= PASSAGE GIVEN =

# AA appraises your email address



## exyeh (Jul 14, 2011)

I got an email from AA mileage saying that "Let the Appraiser examine your email address today, and he'll show you how to earn thousands of AAdvantage® bonus miles." Does anyone know what is this about? Is it safe to be appraised?
thanks, exyeh


----------



## DorotaG (Jul 14, 2011)

Here is what I found:

https://secure.fly.aa.com/emailpromo/mobile.aspx

Begins July 7, 2011, and ends at 11:59 A.M. CDT September 6, 2011
Participants can either (i) become a new subscriber to one or more of the following email products: AAdvantage eSummary®, AAirmail®, Net SAAver Fares®, AAdvantage® Promotions, and AAVacations® Travel Picks; OR (ii) set and/or modify the online preferences associated with their AAdvantage® account, and be eligible to receive 500 American Airlines AAdvantage® bonus miles for each new unique email subscription and/or online account preference selection or modification made during Offer Period, up to a limit of a maximum of 3,000 AAdvantage® bonus miles (“Gift”) Approximate retail value of Gift is $49.75 for each 500 AAdvantage® bonus miles.

= EXERCISE INSTRUCTIONS =
a. List every email product named in the thread about the AA email appraisal offer that a participant could subscribe to.
b. Write what comes next in the thread about the AA email appraisal offer, picking up after its last sentence.
The data that comes next is separate material and has no connection to the thread about the AA email appraisal offer.

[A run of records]
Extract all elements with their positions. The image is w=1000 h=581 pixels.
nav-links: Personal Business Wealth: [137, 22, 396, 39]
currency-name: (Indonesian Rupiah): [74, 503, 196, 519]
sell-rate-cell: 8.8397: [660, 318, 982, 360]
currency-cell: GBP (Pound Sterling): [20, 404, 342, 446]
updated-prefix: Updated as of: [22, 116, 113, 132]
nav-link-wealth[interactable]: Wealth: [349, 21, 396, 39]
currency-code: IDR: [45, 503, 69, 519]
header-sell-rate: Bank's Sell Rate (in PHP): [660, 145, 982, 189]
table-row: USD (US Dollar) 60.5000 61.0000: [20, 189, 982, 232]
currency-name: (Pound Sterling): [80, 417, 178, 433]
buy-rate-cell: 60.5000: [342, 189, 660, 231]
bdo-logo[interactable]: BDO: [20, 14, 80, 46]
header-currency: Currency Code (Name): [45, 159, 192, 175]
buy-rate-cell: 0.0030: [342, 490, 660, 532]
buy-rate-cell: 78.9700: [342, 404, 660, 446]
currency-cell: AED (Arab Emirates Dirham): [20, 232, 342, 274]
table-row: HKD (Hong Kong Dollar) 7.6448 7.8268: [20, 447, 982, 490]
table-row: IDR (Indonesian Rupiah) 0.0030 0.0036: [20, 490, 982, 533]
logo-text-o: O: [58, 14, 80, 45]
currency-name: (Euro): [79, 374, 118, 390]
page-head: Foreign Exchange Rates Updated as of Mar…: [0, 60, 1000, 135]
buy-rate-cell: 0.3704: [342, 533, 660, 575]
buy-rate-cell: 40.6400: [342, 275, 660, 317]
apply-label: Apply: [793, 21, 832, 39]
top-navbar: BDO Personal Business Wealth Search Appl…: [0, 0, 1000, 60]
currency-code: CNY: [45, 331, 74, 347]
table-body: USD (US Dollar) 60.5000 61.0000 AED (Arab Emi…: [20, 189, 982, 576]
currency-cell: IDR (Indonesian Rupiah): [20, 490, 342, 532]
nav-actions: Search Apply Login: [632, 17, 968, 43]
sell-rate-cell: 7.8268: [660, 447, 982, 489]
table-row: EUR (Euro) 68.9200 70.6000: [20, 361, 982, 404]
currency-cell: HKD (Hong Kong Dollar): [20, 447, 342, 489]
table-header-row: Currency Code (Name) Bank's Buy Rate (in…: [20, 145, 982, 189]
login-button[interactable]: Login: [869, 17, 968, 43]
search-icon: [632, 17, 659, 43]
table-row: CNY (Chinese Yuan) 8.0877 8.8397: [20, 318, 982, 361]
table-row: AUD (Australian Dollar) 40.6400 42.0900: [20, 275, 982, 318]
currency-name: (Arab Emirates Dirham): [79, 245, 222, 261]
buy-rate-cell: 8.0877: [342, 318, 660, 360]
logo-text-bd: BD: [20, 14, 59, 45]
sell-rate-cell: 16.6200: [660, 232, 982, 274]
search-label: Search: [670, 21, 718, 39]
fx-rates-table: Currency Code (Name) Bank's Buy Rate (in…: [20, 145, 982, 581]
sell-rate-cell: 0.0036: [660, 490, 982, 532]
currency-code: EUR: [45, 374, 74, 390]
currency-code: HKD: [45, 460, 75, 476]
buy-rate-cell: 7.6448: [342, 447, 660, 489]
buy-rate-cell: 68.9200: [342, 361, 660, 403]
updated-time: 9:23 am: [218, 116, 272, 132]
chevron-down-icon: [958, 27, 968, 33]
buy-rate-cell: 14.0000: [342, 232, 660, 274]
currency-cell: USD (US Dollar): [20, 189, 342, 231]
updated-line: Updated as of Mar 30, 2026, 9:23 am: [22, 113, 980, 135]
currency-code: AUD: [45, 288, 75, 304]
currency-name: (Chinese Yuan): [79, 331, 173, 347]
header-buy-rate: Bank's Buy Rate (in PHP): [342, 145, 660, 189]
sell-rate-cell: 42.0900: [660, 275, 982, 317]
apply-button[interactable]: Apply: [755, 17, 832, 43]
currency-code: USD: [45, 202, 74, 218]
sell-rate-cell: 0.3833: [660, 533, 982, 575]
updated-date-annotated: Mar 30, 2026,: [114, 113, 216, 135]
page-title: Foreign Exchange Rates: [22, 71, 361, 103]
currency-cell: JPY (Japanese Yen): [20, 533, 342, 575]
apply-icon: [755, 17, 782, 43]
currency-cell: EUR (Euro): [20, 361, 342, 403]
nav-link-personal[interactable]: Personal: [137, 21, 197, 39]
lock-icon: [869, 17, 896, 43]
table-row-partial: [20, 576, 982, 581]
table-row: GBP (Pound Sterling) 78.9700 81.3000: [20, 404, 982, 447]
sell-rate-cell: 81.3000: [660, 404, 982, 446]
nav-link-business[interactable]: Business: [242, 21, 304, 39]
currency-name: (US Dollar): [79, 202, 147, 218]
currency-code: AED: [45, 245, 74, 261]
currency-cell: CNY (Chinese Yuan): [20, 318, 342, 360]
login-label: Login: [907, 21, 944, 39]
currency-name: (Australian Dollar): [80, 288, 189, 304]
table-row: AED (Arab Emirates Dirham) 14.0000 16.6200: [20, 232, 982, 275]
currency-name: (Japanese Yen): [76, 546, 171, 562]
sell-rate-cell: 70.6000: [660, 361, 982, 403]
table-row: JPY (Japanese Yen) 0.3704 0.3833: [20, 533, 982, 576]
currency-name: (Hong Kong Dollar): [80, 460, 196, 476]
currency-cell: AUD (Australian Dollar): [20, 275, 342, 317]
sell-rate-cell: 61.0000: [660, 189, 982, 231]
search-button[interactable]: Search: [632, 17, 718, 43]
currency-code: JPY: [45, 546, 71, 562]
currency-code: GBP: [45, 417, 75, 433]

= EXERCISE RESULTS =
a. AAdvantage eSummary®, AAirmail®, Net SAAver Fares®, AAdvantage® Promotions, AAVacations® Travel Picks

b.
To be eligible to receive any Gift, participant must keep each subscription(s) and preferences for a three (3) month period.
Gift will be automatically deposited into the participant’s AAdvantage® account six (6) weeks after the end of each applicable three (3) month email enrollment period.
Participants must be: (i) a legal resident of one of the 50 United States or the District of Columbia; (ii) at least 18 years of age; and (iii) an AAdvantage® member as of receipt of offer announcement email and/or direct mail piece. Other conditions and restrictions may apply.
Limit of a maximum of 3,000 AAdvantage® bonus miles per AAdvantage® member as specified above.


----------



## Carolinian (Jul 14, 2011)

AA does this periodically.  After the 3 months is up, go back in and delete all of them, then wait until the next time they make this offer and harvest the bonus miles again.


----------



## exyeh (Jul 14, 2011)

Thank you so much!!


----------



## x3 skier (Jul 14, 2011)

Carolinian said:


> AA does this periodically.  After the 3 months is up, go back in and delete all of them, then wait until the next time they make this offer and harvest the bonus miles again.



I do it all the time.  

Cheers


----------



## Carolinian (Jul 15, 2011)

For those who did not get the email, try this link:

https://secure.fly.aa.com/emailpromo/?anchorLocation=DirectURL&title=emailpromo


----------



## Sandy VDH (Jul 16, 2011)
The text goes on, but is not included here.